> _TEXT EXTRACT_
Note to self: is this change to hb-ot-layout-base-table.hh relevant?

@RazrFalcon
Copy link
Collaborator

@bluebear94 Good progress. Here is my failed attempt. Maybe it would help a bit: Patch.patch

I haven't been able to grok machine_index_t iterator logic. Afaik it's mutating and bidirectional, which I'm not sure how to implement in Rust.

Either way, feel free to ask me anything. Just remember that I wrote this code 3 years ago and I do not remember much myself.

@RazrFalcon
Copy link
Collaborator

Note to self: is this change to hb-ot-layout-base-table.hh relevant?

Any changes to font tables parsing are irrelevant. The BASE table is unused, at least of 2.7

@RazrFalcon
Copy link
Collaborator

RazrFalcon commented Aug 17, 2023

There is also a pseudo-bug. This code code should use use_category, not indic_category. It doesn't matter right now. But harfbuzz switched to use_category "byte" from 2 to 3.

@RazrFalcon
Copy link
Collaborator

The way I was doing the back-porting is by checking each commit, not the whole diff at once. harfbuzz commits are usually pretty small and self-contains, so it's easier that way.

If a commit has changes related to build system, fonts parsing, subsetting, C++ stuff - it can be safely ignored.

If a commit contains changes to tests, like this one, then you have to checkout this commit. Build harfbuzz from sources:

meson builddir --reconfigure
ninja -Cbuilddir

And then run scripts/gen-shaping-tests.py /path/to/harfbuzz-src

@bluebear94
Copy link
Collaborator Author

HarfBuzz 2.7.4’s buffer serialization was changed to surround the contents in square brackets. Should this be reflected in rustybuzz? Currently, it is, but this will require a minor change to gen-shaping-tests.py.

> _TASK OBJECTIVE_
Copy verbatim the passage of the harfbuzz porting thread from "I haven't been" up to and including "remember much myself.". These records were drawn from a different source than the thread.

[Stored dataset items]
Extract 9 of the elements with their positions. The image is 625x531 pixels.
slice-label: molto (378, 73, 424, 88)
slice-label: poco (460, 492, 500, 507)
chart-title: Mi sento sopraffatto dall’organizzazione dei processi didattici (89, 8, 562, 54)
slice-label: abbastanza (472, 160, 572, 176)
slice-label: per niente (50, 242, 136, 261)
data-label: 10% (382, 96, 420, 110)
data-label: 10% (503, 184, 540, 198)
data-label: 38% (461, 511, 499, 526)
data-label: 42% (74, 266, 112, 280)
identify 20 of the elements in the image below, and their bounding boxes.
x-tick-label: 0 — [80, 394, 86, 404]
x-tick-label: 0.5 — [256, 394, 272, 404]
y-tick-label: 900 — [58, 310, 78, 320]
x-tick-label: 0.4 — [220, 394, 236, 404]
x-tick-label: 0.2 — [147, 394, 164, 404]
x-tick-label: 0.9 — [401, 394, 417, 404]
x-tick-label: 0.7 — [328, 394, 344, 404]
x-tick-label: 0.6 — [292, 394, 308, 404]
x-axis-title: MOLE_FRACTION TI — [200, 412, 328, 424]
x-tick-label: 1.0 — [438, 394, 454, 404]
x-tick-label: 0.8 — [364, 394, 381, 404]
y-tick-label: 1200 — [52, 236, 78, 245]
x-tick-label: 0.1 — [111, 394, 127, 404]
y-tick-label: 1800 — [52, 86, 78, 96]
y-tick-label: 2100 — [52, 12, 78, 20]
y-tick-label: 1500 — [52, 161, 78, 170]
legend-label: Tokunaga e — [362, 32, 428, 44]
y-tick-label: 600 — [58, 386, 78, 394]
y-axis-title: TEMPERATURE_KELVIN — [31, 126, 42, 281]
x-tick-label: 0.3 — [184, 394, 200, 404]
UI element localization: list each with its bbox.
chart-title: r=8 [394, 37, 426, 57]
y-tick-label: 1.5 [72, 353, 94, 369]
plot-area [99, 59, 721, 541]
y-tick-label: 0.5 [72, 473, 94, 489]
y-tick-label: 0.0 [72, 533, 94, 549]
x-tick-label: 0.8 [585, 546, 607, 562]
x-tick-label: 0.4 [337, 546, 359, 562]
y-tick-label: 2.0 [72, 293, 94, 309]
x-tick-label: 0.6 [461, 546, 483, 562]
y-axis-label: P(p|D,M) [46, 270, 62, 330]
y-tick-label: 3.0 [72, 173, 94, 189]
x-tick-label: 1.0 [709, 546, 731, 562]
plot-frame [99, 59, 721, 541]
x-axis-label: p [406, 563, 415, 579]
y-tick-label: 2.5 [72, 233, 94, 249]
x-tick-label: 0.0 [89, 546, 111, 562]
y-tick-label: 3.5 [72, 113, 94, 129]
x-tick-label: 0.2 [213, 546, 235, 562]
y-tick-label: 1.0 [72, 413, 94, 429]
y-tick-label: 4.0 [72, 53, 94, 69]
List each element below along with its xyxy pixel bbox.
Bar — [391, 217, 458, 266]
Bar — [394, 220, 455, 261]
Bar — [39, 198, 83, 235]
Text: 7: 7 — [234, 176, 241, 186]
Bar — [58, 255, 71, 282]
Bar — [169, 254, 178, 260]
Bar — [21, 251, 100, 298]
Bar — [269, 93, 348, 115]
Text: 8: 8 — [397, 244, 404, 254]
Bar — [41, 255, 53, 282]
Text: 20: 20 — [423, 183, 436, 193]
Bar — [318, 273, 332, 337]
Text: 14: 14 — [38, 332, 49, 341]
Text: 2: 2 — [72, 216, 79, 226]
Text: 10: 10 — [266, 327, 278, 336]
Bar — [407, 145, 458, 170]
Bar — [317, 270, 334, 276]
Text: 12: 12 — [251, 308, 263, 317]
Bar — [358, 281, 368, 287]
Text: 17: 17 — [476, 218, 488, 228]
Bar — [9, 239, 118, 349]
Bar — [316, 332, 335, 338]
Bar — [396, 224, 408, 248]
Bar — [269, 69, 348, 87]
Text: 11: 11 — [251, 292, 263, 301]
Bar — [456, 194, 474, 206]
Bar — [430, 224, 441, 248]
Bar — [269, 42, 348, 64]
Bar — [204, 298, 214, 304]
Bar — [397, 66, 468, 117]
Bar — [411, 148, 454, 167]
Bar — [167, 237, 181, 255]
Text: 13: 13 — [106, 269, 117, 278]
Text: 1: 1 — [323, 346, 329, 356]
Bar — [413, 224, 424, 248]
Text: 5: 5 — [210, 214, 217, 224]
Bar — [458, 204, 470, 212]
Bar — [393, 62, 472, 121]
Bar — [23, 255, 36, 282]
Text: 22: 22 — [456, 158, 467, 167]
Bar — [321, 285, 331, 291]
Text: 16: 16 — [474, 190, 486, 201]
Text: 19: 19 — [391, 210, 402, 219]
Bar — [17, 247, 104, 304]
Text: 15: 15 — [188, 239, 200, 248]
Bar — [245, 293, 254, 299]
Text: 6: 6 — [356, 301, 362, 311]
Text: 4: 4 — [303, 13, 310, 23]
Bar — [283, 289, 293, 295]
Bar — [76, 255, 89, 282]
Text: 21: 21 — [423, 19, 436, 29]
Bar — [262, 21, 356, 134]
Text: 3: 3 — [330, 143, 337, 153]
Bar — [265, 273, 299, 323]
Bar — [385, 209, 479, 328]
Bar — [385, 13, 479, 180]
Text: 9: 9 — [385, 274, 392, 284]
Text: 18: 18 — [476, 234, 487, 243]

> _COMPLETE RESPONSE_
I haven't been able to grok machine_index_t iterator logic. Afaik it's mutating and bidirectional, which I'm not sure how to implement in Rust.

Either way, feel free to ask me anything. Just remember that I wrote this code 3 years ago and I do not remember much myself.